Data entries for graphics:
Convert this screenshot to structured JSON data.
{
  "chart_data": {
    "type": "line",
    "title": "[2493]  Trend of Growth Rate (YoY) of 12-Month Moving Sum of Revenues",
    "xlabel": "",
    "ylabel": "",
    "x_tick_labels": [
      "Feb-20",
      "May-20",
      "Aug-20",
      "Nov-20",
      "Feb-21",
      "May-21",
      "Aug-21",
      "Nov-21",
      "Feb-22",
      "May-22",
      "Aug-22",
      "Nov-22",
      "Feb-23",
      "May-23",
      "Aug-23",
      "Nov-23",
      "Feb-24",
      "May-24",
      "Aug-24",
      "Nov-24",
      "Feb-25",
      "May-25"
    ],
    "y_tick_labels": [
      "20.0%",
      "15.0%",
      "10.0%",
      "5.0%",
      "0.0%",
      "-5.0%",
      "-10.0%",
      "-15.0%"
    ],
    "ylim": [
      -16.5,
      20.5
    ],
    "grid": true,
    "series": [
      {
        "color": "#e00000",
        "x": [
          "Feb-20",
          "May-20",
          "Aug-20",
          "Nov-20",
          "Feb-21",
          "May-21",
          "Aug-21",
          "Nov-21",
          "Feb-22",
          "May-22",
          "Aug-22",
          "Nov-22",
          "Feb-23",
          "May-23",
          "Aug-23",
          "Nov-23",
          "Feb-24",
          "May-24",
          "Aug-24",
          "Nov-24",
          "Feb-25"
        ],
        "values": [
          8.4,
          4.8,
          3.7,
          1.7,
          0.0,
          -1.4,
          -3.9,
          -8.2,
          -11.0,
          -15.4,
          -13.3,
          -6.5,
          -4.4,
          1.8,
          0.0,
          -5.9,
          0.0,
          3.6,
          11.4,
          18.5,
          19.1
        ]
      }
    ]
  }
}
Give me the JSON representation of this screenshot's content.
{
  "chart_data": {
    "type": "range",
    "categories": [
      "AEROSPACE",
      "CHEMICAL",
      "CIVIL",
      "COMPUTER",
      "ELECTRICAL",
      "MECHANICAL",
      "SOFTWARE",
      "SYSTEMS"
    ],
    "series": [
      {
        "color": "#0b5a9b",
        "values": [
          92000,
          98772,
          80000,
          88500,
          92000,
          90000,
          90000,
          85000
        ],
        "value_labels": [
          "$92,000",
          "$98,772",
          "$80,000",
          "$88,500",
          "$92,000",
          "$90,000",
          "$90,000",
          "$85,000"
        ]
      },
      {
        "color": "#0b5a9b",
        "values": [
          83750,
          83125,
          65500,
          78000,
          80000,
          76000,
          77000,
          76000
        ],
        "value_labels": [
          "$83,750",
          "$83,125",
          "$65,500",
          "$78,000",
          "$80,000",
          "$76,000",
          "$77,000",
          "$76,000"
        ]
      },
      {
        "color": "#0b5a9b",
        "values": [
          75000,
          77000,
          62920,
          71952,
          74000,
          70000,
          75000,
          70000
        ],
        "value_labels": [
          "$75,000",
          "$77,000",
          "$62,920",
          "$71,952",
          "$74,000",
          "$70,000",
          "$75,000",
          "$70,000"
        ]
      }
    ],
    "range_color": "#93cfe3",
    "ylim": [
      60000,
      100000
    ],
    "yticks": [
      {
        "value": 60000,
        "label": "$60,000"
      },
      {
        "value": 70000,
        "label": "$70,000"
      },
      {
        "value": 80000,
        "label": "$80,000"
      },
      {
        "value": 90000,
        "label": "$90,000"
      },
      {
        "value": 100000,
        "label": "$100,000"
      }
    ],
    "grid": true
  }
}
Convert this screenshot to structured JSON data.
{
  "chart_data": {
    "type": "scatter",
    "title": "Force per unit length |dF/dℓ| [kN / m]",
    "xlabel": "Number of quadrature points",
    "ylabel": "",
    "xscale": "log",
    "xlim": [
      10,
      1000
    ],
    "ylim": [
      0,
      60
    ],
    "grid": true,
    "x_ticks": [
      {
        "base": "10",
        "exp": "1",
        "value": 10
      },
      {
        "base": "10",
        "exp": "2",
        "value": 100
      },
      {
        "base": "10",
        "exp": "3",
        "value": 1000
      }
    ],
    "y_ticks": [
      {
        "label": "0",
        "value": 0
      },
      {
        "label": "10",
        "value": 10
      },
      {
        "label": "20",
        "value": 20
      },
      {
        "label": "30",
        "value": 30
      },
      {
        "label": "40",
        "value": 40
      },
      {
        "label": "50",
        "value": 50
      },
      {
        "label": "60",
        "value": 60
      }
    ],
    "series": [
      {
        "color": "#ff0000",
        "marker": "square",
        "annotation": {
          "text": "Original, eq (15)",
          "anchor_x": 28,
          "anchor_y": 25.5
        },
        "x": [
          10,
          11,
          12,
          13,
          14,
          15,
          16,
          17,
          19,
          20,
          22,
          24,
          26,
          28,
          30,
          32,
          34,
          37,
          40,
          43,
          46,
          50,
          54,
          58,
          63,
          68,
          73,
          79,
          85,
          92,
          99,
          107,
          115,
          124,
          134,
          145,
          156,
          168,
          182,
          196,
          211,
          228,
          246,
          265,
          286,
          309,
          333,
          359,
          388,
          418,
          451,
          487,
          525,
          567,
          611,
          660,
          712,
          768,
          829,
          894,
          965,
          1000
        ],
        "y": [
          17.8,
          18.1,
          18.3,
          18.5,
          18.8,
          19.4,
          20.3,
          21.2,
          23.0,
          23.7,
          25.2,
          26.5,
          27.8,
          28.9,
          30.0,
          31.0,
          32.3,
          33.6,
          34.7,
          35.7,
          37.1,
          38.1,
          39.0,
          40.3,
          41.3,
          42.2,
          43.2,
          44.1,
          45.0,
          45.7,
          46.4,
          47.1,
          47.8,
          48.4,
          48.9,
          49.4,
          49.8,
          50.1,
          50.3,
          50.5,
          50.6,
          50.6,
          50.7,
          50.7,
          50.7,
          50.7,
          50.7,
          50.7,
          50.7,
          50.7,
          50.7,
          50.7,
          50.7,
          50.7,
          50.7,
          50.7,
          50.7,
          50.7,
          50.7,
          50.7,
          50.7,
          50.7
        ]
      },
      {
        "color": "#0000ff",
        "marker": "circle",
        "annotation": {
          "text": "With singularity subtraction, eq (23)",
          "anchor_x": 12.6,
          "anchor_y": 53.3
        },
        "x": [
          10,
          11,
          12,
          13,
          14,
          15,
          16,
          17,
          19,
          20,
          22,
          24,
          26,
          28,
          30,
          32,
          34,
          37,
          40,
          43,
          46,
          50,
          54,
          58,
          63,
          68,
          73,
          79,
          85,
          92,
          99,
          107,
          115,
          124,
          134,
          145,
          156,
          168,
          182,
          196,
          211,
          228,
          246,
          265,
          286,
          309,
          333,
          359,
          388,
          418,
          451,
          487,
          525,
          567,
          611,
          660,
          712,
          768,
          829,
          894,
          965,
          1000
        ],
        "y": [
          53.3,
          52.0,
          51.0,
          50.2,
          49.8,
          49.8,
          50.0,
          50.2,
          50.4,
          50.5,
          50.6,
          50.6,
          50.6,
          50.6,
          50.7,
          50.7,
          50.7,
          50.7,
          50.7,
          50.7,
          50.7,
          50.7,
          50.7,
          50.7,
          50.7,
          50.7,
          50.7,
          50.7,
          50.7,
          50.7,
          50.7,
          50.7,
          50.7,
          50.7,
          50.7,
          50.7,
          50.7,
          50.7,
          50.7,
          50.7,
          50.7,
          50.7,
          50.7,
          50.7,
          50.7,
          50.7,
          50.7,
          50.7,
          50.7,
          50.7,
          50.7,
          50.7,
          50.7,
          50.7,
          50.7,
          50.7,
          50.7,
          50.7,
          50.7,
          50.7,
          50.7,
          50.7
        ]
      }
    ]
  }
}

_EXERCISE OBJECTIVE_. Can you restate every record above word for word?

_ANSWER BELOW_.
Convert this screenshot to structured JSON data.
{
  "chart_data": {
    "type": "line",
    "title": "[2493]  Trend of Growth Rate (YoY) of 12-Month Moving Sum of Revenues",
    "xlabel": "",
    "ylabel": "",
    "x_tick_labels": [
      "Feb-20",
      "May-20",
      "Aug-20",
      "Nov-20",
      "Feb-21",
      "May-21",
      "Aug-21",
      "Nov-21",
      "Feb-22",
      "May-22",
      "Aug-22",
      "Nov-22",
      "Feb-23",
      "May-23",
      "Aug-23",
      "Nov-23",
      "Feb-24",
      "May-24",
      "Aug-24",
      "Nov-24",
      "Feb-25",
      "May-25"
    ],
    "y_tick_labels": [
      "20.0%",
      "15.0%",
      "10.0%",
      "5.0%",
      "0.0%",
      "-5.0%",
      "-10.0%",
      "-15.0%"
    ],
    "ylim": [
      -16.5,
      20.5
    ],
    "grid": true,
    "series": [
      {
        "color": "#e00000",
        "x": [
          "Feb-20",
          "May-20",
          "Aug-20",
          "Nov-20",
          "Feb-21",
          "May-21",
          "Aug-21",
          "Nov-21",
          "Feb-22",
          "May-22",
          "Aug-22",
          "Nov-22",
          "Feb-23",
          "May-23",
          "Aug-23",
          "Nov-23",
          "Feb-24",
          "May-24",
          "Aug-24",
          "Nov-24",
          "Feb-25"
        ],
        "values": [
          8.4,
          4.8,
          3.7,
          1.7,
          0.0,
          -1.4,
          -3.9,
          -8.2,
          -11.0,
          -15.4,
          -13.3,
          -6.5,
          -4.4,
          1.8,
          0.0,
          -5.9,
          0.0,
          3.6,
          11.4,
          18.5,
          19.1
        ]
      }
    ]
  }
}
Give me the JSON representation of this screenshot's content.
{
  "chart_data": {
    "type": "range",
    "categories": [
      "AEROSPACE",
      "CHEMICAL",
      "CIVIL",
      "COMPUTER",
      "ELECTRICAL",
      "MECHANICAL",
      "SOFTWARE",
      "SYSTEMS"
    ],
    "series": [
      {
        "color": "#0b5a9b",
        "values": [
          92000,
          98772,
          80000,
          88500,
          92000,
          90000,
          90000,
          85000
        ],
        "value_labels": [
          "$92,000",
          "$98,772",
          "$80,000",
          "$88,500",
          "$92,000",
          "$90,000",
          "$90,000",
          "$85,000"
        ]
      },
      {
        "color": "#0b5a9b",
        "values": [
          83750,
          83125,
          65500,
          78000,
          80000,
          76000,
          77000,
          76000
        ],
        "value_labels": [
          "$83,750",
          "$83,125",
          "$65,500",
          "$78,000",
          "$80,000",
          "$76,000",
          "$77,000",
          "$76,000"
        ]
      },
      {
        "color": "#0b5a9b",
        "values": [
          75000,
          77000,
          62920,
          71952,
          74000,
          70000,
          75000,
          70000
        ],
        "value_labels": [
          "$75,000",
          "$77,000",
          "$62,920",
          "$71,952",
          "$74,000",
          "$70,000",
          "$75,000",
          "$70,000"
        ]
      }
    ],
    "range_color": "#93cfe3",
    "ylim": [
      60000,
      100000
    ],
    "yticks": [
      {
        "value": 60000,
        "label": "$60,000"
      },
      {
        "value": 70000,
        "label": "$70,000"
      },
      {
        "value": 80000,
        "label": "$80,000"
      },
      {
        "value": 90000,
        "label": "$90,000"
      },
      {
        "value": 100000,
        "label": "$100,000"
      }
    ],
    "grid": true
  }
}
Convert this screenshot to structured JSON data.
{
  "chart_data": {
    "type": "scatter",
    "title": "Force per unit length |dF/dℓ| [kN / m]",
    "xlabel": "Number of quadrature points",
    "ylabel": "",
    "xscale": "log",
    "xlim": [
      10,
      1000
    ],
    "ylim": [
      0,
      60
    ],
    "grid": true,
    "x_ticks": [
      {
        "base": "10",
        "exp": "1",
        "value": 10
      },
      {
        "base": "10",
        "exp": "2",
        "value": 100
      },
      {
        "base": "10",
        "exp": "3",
        "value": 1000
      }
    ],
    "y_ticks": [
      {
        "label": "0",
        "value": 0
      },
      {
        "label": "10",
        "value": 10
      },
      {
        "label": "20",
        "value": 20
      },
      {
        "label": "30",
        "value": 30
      },
      {
        "label": "40",
        "value": 40
      },
      {
        "label": "50",
        "value": 50
      },
      {
        "label": "60",
        "value": 60
      }
    ],
    "series": [
      {
        "color": "#ff0000",
        "marker": "square",
        "annotation": {
          "text": "Original, eq (15)",
          "anchor_x": 28,
          "anchor_y": 25.5
        },
        "x": [
          10,
          11,
          12,
          13,
          14,
          15,
          16,
          17,
          19,
          20,
          22,
          24,
          26,
          28,
          30,
          32,
          34,
          37,
          40,
          43,
          46,
          50,
          54,
          58,
          63,
          68,
          73,
          79,
          85,
          92,
          99,
          107,
          115,
          124,
          134,
          145,
          156,
          168,
          182,
          196,
          211,
          228,
          246,
          265,
          286,
          309,
          333,
          359,
          388,
          418,
          451,
          487,
          525,
          567,
          611,
          660,
          712,
          768,
          829,
          894,
          965,
          1000
        ],
        "y": [
          17.8,
          18.1,
          18.3,
          18.5,
          18.8,
          19.4,
          20.3,
          21.2,
          23.0,
          23.7,
          25.2,
          26.5,
          27.8,
          28.9,
          30.0,
          31.0,
          32.3,
          33.6,
          34.7,
          35.7,
          37.1,
          38.1,
          39.0,
          40.3,
          41.3,
          42.2,
          43.2,
          44.1,
          45.0,
          45.7,
          46.4,
          47.1,
          47.8,
          48.4,
          48.9,
          49.4,
          49.8,
          50.1,
          50.3,
          50.5,
          50.6,
          50.6,
          50.7,
          50.7,
          50.7,
          50.7,
          50.7,
          50.7,
          50.7,
          50.7,
          50.7,
          50.7,
          50.7,
          50.7,
          50.7,
          50.7,
          50.7,
          50.7,
          50.7,
          50.7,
          50.7,
          50.7
        ]
      },
      {
        "color": "#0000ff",
        "marker": "circle",
        "annotation": {
          "text": "With singularity subtraction, eq (23)",
          "anchor_x": 12.6,
          "anchor_y": 53.3
        },
        "x": [
          10,
          11,
          12,
          13,
          14,
          15,
          16,
          17,
          19,
          20,
          22,
          24,
          26,
          28,
          30,
          32,
          34,
          37,
          40,
          43,
          46,
          50,
          54,
          58,
          63,
          68,
          73,
          79,
          85,
          92,
          99,
          107,
          115,
          124,
          134,
          145,
          156,
          168,
          182,
          196,
          211,
          228,
          246,
          265,
          286,
          309,
          333,
          359,
          388,
          418,
          451,
          487,
          525,
          567,
          611,
          660,
          712,
          768,
          829,
          894,
          965,
          1000
        ],
        "y": [
          53.3,
          52.0,
          51.0,
          50.2,
          49.8,
          49.8,
          50.0,
          50.2,
          50.4,
          50.5,
          50.6,
          50.6,
          50.6,
          50.6,
          50.7,
          50.7,
          50.7,
          50.7,
          50.7,
          50.7,
          50.7,
          50.7,
          50.7,
          50.7,
          50.7,
          50.7,
          50.7,
          50.7,
          50.7,
          50.7,
          50.7,
          50.7,
          50.7,
          50.7,
          50.7,
          50.7,
          50.7,
          50.7,
          50.7,
          50.7,
          50.7,
          50.7,
          50.7,
          50.7,
          50.7,
          50.7,
          50.7,
          50.7,
          50.7,
          50.7,
          50.7,
          50.7,
          50.7,
          50.7,
          50.7,
          50.7,
          50.7,
          50.7,
          50.7,
          50.7,
          50.7,
          50.7
        ]
      }
    ]
  }
}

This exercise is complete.